#### Given records ####

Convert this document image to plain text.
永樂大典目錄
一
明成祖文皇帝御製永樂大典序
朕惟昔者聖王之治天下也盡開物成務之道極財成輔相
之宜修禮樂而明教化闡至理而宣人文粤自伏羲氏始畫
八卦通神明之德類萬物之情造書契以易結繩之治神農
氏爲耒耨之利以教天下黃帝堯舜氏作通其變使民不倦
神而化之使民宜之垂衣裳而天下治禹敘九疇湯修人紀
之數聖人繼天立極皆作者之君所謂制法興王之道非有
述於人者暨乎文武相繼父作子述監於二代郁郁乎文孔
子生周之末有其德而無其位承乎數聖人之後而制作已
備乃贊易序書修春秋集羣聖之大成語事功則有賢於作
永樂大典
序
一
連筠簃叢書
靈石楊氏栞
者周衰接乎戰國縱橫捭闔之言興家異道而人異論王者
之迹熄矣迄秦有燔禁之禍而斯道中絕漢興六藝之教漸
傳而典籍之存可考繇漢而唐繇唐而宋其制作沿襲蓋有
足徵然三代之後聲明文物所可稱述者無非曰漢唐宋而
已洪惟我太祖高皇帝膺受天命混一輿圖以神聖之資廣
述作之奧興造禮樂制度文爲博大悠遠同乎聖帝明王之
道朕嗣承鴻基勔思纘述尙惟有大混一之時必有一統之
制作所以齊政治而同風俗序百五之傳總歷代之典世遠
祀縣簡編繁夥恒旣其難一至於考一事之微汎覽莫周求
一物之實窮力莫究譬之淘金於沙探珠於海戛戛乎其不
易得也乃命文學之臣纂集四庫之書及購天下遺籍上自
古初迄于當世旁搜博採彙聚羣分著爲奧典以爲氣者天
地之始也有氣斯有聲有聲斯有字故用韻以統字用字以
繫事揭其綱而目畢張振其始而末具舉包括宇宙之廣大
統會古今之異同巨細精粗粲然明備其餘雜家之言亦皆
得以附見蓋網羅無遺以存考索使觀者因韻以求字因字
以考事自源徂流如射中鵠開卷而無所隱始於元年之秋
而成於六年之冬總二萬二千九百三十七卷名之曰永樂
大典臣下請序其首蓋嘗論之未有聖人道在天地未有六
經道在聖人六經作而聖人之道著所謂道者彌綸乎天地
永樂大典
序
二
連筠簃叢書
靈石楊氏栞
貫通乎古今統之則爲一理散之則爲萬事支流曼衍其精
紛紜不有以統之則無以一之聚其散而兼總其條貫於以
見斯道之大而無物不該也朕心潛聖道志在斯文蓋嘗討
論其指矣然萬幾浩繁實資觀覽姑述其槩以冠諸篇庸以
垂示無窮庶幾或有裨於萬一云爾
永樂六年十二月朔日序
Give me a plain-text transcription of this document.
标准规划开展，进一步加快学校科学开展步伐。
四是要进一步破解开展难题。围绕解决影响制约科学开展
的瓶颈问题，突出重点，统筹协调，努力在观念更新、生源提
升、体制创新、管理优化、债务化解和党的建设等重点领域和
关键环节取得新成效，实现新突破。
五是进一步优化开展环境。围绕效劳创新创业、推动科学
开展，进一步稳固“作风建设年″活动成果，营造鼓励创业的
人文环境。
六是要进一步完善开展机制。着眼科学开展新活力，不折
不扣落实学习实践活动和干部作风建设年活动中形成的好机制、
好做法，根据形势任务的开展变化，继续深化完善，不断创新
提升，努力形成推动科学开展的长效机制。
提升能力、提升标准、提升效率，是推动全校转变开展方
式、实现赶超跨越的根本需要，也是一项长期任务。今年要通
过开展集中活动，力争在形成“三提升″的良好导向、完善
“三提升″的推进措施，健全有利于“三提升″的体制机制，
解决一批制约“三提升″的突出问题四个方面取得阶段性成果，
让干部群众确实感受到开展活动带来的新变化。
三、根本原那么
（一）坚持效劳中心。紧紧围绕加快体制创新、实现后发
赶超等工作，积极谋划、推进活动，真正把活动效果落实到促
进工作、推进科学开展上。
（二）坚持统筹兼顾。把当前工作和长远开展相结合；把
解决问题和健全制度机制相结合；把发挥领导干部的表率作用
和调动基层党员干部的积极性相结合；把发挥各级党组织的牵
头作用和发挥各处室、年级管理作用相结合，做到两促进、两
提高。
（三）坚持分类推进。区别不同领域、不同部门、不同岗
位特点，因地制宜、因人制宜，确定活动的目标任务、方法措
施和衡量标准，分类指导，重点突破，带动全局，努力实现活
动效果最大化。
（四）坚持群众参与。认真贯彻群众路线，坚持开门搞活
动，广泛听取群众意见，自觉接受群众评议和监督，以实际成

####

Requirement ▸ Transcribe all lines as written.

Solution below ▸
Convert this document image to plain text.
永樂大典目錄
一
明成祖文皇帝御製永樂大典序
朕惟昔者聖王之治天下也盡開物成務之道極財成輔相
之宜修禮樂而明教化闡至理而宣人文粤自伏羲氏始畫
八卦通神明之德類萬物之情造書契以易結繩之治神農
氏爲耒耨之利以教天下黃帝堯舜氏作通其變使民不倦
神而化之使民宜之垂衣裳而天下治禹敘九疇湯修人紀
之數聖人繼天立極皆作者之君所謂制法興王之道非有
述於人者暨乎文武相繼父作子述監於二代郁郁乎文孔
子生周之末有其德而無其位承乎數聖人之後而制作已
備乃贊易序書修春秋集羣聖之大成語事功則有賢於作
永樂大典
序
一
連筠簃叢書
靈石楊氏栞
者周衰接乎戰國縱橫捭闔之言興家異道而人異論王者
之迹熄矣迄秦有燔禁之禍而斯道中絕漢興六藝之教漸
傳而典籍之存可考繇漢而唐繇唐而宋其制作沿襲蓋有
足徵然三代之後聲明文物所可稱述者無非曰漢唐宋而
已洪惟我太祖高皇帝膺受天命混一輿圖以神聖之資廣
述作之奧興造禮樂制度文爲博大悠遠同乎聖帝明王之
道朕嗣承鴻基勔思纘述尙惟有大混一之時必有一統之
制作所以齊政治而同風俗序百五之傳總歷代之典世遠
祀縣簡編繁夥恒旣其難一至於考一事之微汎覽莫周求
一物之實窮力莫究譬之淘金於沙探珠於海戛戛乎其不
易得也乃命文學之臣纂集四庫之書及購天下遺籍上自
古初迄于當世旁搜博採彙聚羣分著爲奧典以爲氣者天
地之始也有氣斯有聲有聲斯有字故用韻以統字用字以
繫事揭其綱而目畢張振其始而末具舉包括宇宙之廣大
統會古今之異同巨細精粗粲然明備其餘雜家之言亦皆
得以附見蓋網羅無遺以存考索使觀者因韻以求字因字
以考事自源徂流如射中鵠開卷而無所隱始於元年之秋
而成於六年之冬總二萬二千九百三十七卷名之曰永樂
大典臣下請序其首蓋嘗論之未有聖人道在天地未有六
經道在聖人六經作而聖人之道著所謂道者彌綸乎天地
永樂大典
序
二
連筠簃叢書
靈石楊氏栞
貫通乎古今統之則爲一理散之則爲萬事支流曼衍其精
紛紜不有以統之則無以一之聚其散而兼總其條貫於以
見斯道之大而無物不該也朕心潛聖道志在斯文蓋嘗討
論其指矣然萬幾浩繁實資觀覽姑述其槩以冠諸篇庸以
垂示無窮庶幾或有裨於萬一云爾
永樂六年十二月朔日序
Give me a plain-text transcription of this document.
标准规划开展，进一步加快学校科学开展步伐。
四是要进一步破解开展难题。围绕解决影响制约科学开展
的瓶颈问题，突出重点，统筹协调，努力在观念更新、生源提
升、体制创新、管理优化、债务化解和党的建设等重点领域和
关键环节取得新成效，实现新突破。
五是进一步优化开展环境。围绕效劳创新创业、推动科学
开展，进一步稳固“作风建设年″活动成果，营造鼓励创业的
人文环境。
六是要进一步完善开展机制。着眼科学开展新活力，不折
不扣落实学习实践活动和干部作风建设年活动中形成的好机制、
好做法，根据形势任务的开展变化，继续深化完善，不断创新
提升，努力形成推动科学开展的长效机制。
提升能力、提升标准、提升效率，是推动全校转变开展方
式、实现赶超跨越的根本需要，也是一项长期任务。今年要通
过开展集中活动，力争在形成“三提升″的良好导向、完善
“三提升″的推进措施，健全有利于“三提升″的体制机制，
解决一批制约“三提升″的突出问题四个方面取得阶段性成果，
让干部群众确实感受到开展活动带来的新变化。
三、根本原那么
（一）坚持效劳中心。紧紧围绕加快体制创新、实现后发
赶超等工作，积极谋划、推进活动，真正把活动效果落实到促
进工作、推进科学开展上。
（二）坚持统筹兼顾。把当前工作和长远开展相结合；把
解决问题和健全制度机制相结合；把发挥领导干部的表率作用
和调动基层党员干部的积极性相结合；把发挥各级党组织的牵
头作用和发挥各处室、年级管理作用相结合，做到两促进、两
提高。
（三）坚持分类推进。区别不同领域、不同部门、不同岗
位特点，因地制宜、因人制宜，确定活动的目标任务、方法措
施和衡量标准，分类指导，重点突破，带动全局，努力实现活
动效果最大化。
（四）坚持群众参与。认真贯彻群众路线，坚持开门搞活
动，广泛听取群众意见，自觉接受群众评议和监督，以实际成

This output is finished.